Locate all lines with the word "What" and copy them out.

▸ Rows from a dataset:
***
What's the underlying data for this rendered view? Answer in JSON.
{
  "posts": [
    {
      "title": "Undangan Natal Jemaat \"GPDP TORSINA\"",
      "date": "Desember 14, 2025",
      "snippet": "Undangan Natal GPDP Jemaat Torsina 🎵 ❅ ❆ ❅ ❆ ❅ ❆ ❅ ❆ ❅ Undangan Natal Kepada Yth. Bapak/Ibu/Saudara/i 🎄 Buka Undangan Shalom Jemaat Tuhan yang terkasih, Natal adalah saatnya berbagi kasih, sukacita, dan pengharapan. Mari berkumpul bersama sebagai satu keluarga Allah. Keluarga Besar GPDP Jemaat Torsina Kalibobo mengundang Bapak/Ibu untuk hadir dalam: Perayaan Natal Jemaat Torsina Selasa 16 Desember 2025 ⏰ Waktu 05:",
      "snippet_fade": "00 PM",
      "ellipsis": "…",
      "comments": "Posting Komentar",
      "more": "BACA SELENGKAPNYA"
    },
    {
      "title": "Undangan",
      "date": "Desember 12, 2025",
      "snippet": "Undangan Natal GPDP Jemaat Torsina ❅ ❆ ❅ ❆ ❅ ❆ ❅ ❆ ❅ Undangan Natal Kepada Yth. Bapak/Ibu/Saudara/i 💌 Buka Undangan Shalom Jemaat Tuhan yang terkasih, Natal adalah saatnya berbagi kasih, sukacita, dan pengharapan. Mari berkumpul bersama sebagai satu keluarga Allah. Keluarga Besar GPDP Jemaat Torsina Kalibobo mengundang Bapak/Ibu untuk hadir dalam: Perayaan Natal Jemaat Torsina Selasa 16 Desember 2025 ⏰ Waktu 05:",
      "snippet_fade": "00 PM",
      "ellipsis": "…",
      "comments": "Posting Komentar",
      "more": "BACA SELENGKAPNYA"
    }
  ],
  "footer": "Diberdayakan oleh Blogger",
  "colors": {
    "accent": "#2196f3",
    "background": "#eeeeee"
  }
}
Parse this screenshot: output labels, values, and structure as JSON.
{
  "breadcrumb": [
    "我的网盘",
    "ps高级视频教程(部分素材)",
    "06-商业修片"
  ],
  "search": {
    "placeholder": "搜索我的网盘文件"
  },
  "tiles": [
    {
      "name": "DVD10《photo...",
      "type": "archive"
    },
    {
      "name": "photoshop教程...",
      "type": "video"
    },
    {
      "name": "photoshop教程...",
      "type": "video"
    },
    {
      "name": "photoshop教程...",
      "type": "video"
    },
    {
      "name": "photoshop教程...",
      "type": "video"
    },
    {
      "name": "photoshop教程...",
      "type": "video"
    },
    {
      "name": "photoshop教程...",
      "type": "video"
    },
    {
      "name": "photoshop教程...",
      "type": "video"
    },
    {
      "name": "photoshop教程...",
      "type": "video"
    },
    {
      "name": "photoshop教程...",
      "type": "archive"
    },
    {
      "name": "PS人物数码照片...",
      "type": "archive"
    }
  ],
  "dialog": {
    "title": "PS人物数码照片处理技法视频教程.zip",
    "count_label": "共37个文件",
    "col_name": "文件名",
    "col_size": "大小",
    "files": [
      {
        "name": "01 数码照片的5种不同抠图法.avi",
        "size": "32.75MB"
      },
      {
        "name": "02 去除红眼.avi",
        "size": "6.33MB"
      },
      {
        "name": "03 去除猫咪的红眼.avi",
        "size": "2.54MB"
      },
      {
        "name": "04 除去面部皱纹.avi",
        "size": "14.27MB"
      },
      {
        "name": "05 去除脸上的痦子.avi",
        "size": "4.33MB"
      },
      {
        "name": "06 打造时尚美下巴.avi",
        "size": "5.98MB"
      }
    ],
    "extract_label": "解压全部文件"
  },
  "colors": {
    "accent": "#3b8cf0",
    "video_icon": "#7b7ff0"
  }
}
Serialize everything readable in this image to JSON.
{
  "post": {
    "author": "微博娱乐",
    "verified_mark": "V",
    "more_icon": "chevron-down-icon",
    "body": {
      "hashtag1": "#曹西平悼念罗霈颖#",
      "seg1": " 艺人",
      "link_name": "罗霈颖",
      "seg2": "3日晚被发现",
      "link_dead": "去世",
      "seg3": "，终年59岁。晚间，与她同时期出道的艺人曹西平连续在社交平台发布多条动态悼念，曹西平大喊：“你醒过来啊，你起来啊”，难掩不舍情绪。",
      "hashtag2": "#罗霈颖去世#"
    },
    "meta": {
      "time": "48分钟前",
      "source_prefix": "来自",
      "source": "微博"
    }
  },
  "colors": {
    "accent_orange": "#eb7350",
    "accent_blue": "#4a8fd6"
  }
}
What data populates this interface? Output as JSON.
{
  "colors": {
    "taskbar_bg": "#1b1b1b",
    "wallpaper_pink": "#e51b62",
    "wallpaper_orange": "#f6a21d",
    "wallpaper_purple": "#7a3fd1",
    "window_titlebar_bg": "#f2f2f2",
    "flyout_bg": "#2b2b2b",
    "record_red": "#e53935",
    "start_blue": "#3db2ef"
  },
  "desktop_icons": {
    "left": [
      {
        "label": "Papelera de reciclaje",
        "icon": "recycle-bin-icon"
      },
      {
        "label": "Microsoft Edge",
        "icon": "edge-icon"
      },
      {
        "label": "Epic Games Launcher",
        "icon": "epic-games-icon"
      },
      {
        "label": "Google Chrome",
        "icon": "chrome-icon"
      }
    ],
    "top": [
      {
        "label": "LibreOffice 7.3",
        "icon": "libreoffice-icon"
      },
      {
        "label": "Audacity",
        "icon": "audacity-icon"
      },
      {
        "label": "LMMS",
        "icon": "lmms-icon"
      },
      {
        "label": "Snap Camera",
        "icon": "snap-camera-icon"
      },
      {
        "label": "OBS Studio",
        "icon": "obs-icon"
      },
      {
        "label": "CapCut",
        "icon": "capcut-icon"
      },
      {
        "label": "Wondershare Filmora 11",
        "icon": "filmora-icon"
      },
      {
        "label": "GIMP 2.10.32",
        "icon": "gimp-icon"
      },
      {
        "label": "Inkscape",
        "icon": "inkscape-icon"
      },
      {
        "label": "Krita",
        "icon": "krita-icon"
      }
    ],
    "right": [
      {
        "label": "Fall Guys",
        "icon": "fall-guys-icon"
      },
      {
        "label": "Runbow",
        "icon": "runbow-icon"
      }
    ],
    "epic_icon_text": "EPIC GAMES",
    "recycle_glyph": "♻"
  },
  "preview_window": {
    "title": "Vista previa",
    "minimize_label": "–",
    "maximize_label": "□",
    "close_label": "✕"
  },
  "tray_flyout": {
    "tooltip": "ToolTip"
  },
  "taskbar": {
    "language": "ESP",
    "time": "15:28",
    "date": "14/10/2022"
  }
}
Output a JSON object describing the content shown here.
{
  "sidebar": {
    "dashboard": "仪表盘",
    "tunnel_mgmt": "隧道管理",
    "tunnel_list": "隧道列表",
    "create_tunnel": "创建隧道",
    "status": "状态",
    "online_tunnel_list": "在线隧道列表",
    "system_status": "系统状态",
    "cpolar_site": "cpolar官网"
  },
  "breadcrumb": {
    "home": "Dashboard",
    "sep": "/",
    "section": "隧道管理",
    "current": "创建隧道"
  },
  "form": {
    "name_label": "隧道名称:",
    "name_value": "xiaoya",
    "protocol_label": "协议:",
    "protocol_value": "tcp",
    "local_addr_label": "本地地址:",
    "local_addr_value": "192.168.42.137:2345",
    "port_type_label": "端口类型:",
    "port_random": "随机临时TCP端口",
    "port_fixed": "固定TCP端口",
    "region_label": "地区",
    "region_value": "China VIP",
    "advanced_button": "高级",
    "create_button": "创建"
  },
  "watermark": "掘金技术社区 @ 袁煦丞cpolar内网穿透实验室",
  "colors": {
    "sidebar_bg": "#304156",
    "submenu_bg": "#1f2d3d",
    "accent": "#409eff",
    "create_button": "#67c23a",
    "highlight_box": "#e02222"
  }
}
***
▸ Response for this exercise:
What's the underlying data for this rendered view? Answer in JSON.
What data populates this interface? Output as JSON.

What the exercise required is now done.